Task details
In the data below, find every line that has the string "clear", and copy it.
* begin Provided material *
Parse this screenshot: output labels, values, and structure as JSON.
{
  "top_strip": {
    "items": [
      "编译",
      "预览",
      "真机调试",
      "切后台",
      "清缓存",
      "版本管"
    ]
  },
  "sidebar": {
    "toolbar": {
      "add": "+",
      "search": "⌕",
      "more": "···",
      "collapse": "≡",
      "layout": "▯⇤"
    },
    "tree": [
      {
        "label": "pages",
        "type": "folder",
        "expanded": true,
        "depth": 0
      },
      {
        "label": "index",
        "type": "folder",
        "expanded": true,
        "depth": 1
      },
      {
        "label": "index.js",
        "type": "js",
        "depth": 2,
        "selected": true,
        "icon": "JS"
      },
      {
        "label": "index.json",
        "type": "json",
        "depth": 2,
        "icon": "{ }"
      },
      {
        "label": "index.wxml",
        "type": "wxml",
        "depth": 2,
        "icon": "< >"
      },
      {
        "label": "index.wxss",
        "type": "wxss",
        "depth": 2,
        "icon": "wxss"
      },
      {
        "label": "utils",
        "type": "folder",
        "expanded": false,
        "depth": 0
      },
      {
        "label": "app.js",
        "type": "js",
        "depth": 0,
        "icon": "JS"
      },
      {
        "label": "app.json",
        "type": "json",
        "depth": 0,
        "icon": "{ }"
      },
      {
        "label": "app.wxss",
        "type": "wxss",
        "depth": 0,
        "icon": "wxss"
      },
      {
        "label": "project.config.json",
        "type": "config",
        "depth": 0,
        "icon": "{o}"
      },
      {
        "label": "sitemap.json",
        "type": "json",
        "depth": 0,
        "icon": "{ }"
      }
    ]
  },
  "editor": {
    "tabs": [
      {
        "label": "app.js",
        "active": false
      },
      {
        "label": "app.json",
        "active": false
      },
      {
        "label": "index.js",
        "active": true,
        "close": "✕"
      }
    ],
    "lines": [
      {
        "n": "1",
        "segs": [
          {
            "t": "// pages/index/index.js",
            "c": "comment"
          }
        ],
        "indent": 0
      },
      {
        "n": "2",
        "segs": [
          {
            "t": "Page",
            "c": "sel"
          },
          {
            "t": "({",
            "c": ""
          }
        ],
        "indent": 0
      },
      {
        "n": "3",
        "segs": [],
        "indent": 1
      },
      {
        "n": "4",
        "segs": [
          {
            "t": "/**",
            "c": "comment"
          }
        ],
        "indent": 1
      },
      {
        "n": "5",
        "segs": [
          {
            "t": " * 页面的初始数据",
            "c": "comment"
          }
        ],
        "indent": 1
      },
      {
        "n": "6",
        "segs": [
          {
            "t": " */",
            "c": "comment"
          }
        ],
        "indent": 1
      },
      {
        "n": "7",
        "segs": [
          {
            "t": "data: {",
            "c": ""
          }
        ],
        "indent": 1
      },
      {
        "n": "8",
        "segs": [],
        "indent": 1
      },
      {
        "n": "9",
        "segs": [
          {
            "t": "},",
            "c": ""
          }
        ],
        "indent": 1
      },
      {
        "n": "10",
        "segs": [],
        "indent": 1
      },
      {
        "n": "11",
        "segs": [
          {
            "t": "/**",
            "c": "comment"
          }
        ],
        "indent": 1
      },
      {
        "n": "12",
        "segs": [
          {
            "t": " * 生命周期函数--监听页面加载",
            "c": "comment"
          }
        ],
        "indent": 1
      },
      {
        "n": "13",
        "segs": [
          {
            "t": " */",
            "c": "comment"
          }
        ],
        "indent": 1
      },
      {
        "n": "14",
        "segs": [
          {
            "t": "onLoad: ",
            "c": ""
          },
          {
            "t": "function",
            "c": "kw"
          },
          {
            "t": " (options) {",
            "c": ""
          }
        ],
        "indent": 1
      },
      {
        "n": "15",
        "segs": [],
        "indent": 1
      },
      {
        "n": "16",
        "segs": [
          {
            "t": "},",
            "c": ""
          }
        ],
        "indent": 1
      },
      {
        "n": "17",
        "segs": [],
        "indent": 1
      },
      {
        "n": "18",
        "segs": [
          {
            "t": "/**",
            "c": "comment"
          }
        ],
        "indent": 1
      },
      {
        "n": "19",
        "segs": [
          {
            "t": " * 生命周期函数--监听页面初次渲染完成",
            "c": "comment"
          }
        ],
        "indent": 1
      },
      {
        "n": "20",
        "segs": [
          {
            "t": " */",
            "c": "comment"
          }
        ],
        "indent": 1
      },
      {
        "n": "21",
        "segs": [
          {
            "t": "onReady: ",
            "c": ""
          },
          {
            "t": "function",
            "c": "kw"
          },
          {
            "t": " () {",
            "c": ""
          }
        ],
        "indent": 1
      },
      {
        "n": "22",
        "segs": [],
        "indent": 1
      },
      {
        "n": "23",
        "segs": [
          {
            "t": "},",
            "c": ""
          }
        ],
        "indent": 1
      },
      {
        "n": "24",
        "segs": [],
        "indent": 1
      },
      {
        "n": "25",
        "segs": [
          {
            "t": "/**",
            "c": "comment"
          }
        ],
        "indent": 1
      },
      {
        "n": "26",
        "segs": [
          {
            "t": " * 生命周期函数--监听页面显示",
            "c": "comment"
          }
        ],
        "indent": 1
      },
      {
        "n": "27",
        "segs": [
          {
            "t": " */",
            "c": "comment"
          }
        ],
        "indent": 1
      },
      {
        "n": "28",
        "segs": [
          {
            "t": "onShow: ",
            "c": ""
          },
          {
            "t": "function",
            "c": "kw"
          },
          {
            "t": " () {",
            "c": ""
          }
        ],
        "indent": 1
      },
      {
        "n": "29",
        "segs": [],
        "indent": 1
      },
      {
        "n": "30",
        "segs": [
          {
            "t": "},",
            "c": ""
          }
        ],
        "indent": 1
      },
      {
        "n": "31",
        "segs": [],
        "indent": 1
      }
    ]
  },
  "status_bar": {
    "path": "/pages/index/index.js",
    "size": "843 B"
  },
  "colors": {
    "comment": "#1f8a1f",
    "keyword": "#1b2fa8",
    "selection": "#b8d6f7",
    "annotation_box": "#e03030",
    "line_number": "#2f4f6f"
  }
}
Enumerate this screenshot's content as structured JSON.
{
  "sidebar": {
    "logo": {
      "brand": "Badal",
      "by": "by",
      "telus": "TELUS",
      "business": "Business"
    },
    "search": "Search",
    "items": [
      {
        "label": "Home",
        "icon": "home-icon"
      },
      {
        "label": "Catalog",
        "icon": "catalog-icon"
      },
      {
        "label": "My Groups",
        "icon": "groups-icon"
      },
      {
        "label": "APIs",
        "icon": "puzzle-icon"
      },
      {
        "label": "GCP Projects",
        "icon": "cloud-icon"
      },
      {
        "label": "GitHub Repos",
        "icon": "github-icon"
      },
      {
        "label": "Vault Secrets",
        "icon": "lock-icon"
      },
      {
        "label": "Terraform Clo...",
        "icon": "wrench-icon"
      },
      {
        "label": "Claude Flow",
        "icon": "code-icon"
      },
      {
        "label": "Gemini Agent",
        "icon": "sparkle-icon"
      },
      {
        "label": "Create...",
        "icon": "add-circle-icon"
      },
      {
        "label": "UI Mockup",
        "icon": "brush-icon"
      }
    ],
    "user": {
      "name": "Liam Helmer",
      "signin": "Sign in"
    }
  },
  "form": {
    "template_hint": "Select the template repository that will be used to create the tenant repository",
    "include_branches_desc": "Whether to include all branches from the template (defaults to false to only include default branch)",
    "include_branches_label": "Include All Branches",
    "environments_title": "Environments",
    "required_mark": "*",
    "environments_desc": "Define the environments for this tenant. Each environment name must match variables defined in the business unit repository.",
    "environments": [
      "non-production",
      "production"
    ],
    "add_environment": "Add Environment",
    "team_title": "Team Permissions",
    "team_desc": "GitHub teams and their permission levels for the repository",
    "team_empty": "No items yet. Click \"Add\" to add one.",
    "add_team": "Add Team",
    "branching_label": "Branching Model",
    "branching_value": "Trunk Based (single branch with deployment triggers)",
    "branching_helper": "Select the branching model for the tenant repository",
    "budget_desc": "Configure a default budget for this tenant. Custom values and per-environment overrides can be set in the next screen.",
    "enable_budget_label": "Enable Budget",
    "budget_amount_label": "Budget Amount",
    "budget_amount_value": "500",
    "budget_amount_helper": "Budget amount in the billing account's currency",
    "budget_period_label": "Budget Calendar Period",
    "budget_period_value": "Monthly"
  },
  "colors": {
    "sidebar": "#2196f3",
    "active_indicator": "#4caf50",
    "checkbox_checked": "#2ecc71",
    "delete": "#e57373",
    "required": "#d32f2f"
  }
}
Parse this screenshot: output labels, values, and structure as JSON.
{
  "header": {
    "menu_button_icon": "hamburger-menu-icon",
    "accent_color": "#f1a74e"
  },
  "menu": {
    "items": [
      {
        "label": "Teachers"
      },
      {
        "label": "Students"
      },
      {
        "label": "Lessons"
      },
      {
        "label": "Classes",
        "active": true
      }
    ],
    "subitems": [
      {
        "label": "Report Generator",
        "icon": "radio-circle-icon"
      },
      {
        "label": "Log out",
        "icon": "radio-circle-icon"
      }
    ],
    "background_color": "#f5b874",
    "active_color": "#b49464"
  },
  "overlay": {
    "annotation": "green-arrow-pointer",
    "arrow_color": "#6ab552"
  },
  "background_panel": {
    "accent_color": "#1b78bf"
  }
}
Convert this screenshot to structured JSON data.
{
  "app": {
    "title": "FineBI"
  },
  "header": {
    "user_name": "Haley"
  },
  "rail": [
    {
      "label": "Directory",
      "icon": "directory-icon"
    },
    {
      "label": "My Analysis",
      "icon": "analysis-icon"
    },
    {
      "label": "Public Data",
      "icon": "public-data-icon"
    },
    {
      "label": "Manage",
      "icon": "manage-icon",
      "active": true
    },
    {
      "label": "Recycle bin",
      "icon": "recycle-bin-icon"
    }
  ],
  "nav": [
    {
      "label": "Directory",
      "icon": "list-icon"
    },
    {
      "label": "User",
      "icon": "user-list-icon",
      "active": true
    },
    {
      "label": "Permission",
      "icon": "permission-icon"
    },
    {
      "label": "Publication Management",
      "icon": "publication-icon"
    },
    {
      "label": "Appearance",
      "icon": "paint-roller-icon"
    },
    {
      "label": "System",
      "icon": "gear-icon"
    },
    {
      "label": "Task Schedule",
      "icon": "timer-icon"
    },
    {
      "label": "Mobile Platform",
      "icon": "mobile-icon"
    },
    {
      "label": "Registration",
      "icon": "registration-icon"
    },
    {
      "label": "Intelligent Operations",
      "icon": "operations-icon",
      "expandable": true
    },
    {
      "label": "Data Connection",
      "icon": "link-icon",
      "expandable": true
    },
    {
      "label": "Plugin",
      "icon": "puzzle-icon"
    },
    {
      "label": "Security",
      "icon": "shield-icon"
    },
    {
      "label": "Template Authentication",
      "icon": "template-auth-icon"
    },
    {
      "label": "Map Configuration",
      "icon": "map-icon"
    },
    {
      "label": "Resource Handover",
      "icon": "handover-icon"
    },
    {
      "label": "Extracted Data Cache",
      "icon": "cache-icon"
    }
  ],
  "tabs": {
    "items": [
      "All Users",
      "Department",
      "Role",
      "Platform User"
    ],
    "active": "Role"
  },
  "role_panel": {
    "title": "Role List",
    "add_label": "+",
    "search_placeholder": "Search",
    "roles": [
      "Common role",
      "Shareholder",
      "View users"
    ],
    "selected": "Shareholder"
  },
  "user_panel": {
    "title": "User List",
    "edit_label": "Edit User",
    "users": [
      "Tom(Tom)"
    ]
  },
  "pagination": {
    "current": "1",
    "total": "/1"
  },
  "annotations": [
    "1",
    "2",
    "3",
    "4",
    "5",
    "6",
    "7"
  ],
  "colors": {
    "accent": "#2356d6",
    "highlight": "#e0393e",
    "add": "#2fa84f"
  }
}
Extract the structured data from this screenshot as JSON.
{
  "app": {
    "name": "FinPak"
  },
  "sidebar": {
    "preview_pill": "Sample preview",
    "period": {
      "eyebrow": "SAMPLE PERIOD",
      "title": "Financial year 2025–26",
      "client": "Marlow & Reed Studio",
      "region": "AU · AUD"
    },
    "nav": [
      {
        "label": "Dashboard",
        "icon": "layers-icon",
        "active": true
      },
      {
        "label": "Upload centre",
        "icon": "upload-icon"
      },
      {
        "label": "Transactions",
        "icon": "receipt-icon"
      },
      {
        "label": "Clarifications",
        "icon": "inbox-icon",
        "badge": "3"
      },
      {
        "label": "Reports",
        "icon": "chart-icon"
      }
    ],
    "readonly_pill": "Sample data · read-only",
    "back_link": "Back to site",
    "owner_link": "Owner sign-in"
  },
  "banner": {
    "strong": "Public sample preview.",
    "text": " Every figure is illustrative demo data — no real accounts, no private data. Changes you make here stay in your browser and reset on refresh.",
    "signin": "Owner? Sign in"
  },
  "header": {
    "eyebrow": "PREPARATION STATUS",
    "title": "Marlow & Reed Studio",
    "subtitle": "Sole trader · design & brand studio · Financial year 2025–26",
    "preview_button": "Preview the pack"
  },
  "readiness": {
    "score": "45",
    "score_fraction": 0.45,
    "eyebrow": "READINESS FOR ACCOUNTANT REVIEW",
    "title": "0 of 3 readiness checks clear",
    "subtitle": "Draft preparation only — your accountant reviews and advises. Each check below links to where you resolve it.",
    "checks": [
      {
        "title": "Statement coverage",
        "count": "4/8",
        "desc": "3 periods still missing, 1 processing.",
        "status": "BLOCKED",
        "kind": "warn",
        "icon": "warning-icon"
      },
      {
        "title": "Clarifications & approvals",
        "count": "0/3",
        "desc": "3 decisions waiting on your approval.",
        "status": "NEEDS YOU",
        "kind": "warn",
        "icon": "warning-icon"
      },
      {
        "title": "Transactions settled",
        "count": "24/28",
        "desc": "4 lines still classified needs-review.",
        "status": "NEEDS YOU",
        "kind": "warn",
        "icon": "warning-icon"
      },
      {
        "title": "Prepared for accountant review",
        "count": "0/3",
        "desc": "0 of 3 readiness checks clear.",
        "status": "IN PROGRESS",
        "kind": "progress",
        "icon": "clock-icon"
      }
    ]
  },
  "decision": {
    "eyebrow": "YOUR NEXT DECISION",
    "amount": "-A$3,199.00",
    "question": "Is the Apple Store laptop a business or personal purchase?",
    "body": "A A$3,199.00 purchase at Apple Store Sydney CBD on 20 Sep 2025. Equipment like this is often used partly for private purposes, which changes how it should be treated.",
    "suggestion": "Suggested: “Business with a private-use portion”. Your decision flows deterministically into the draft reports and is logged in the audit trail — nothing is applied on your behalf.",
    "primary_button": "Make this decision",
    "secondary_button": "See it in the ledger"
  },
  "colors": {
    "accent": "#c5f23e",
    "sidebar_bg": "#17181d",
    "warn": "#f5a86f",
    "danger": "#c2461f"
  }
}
* end Provided material *
Result
    "title": "0 of 3 readiness checks clear",
        "desc": "0 of 3 readiness checks clear.",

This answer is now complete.